*GIVEN INSTRUCTION*
Read the entries below and pull out each line with the string "fullname".

*GIVEN ENTRIES*

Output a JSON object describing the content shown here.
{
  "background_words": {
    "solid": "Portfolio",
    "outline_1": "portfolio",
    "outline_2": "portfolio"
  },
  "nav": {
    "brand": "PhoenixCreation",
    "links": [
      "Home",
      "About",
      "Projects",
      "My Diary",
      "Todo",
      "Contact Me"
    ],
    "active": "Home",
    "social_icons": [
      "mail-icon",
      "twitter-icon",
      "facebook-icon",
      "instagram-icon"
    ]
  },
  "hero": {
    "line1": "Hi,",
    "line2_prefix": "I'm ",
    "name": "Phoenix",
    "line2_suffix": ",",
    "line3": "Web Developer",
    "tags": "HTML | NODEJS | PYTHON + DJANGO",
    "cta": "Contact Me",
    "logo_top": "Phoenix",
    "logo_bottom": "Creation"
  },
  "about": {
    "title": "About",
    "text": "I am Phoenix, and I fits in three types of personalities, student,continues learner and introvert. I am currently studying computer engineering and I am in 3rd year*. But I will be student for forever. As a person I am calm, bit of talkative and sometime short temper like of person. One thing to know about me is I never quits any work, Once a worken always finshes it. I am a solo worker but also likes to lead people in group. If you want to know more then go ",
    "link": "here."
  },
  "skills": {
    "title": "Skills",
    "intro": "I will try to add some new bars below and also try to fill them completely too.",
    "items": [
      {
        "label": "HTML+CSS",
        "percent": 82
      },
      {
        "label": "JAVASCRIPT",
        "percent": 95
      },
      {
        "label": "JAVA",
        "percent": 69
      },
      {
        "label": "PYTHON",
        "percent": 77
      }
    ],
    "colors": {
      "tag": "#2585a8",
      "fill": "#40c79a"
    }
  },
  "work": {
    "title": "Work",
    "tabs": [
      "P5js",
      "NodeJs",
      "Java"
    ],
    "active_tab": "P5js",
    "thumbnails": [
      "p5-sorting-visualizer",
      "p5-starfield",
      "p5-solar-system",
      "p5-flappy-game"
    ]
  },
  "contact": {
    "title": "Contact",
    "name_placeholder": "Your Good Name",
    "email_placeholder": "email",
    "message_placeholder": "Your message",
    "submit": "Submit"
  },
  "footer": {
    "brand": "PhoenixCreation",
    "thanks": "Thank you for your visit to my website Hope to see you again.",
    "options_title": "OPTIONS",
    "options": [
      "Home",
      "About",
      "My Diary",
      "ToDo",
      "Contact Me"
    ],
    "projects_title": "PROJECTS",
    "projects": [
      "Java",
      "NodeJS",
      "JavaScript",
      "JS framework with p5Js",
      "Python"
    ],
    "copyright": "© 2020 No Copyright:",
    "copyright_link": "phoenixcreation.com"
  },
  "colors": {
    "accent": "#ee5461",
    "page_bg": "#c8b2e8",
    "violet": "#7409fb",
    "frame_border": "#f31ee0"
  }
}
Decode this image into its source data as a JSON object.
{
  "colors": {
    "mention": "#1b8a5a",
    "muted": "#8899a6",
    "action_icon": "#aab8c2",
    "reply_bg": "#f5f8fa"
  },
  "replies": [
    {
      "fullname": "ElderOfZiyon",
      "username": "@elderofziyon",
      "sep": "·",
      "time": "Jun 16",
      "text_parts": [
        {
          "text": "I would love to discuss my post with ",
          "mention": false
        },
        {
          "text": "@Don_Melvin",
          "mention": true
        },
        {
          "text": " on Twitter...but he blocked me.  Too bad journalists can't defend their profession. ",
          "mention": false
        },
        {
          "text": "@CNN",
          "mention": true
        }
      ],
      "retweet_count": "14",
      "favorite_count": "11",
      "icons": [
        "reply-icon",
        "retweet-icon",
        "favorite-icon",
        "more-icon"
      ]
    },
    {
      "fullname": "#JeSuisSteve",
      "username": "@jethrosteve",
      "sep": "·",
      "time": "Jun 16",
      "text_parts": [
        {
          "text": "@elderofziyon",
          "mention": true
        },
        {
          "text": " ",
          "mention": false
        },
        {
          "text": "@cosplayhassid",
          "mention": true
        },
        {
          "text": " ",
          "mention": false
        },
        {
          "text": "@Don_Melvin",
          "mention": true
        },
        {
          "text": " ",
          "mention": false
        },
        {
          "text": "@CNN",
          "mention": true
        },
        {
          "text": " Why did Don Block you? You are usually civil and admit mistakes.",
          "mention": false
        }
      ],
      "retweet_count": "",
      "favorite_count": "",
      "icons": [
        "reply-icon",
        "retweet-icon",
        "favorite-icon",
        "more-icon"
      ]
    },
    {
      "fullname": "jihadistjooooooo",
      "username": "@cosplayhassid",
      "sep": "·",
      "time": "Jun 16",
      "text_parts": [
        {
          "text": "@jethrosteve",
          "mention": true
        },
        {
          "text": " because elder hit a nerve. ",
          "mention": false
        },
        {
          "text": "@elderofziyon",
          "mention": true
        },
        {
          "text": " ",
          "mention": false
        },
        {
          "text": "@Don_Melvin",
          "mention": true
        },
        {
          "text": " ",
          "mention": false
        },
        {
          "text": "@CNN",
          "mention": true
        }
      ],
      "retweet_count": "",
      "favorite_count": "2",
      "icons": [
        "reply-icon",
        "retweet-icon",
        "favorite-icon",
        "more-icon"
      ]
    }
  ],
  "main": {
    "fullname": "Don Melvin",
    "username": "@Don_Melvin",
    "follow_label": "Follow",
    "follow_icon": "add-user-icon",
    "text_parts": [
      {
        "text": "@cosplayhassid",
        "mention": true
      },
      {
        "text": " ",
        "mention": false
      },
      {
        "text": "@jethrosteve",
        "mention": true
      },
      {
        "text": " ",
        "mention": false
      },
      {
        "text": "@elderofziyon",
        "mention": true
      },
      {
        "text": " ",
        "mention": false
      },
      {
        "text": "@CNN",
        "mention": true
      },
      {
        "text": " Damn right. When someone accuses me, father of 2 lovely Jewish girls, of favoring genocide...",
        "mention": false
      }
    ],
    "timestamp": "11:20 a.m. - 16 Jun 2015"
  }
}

*WRITTEN RESPONSE*
      "fullname": "ElderOfZiyon",
      "fullname": "#JeSuisSteve",
      "fullname": "jihadistjooooooo",
    "fullname": "Don Melvin",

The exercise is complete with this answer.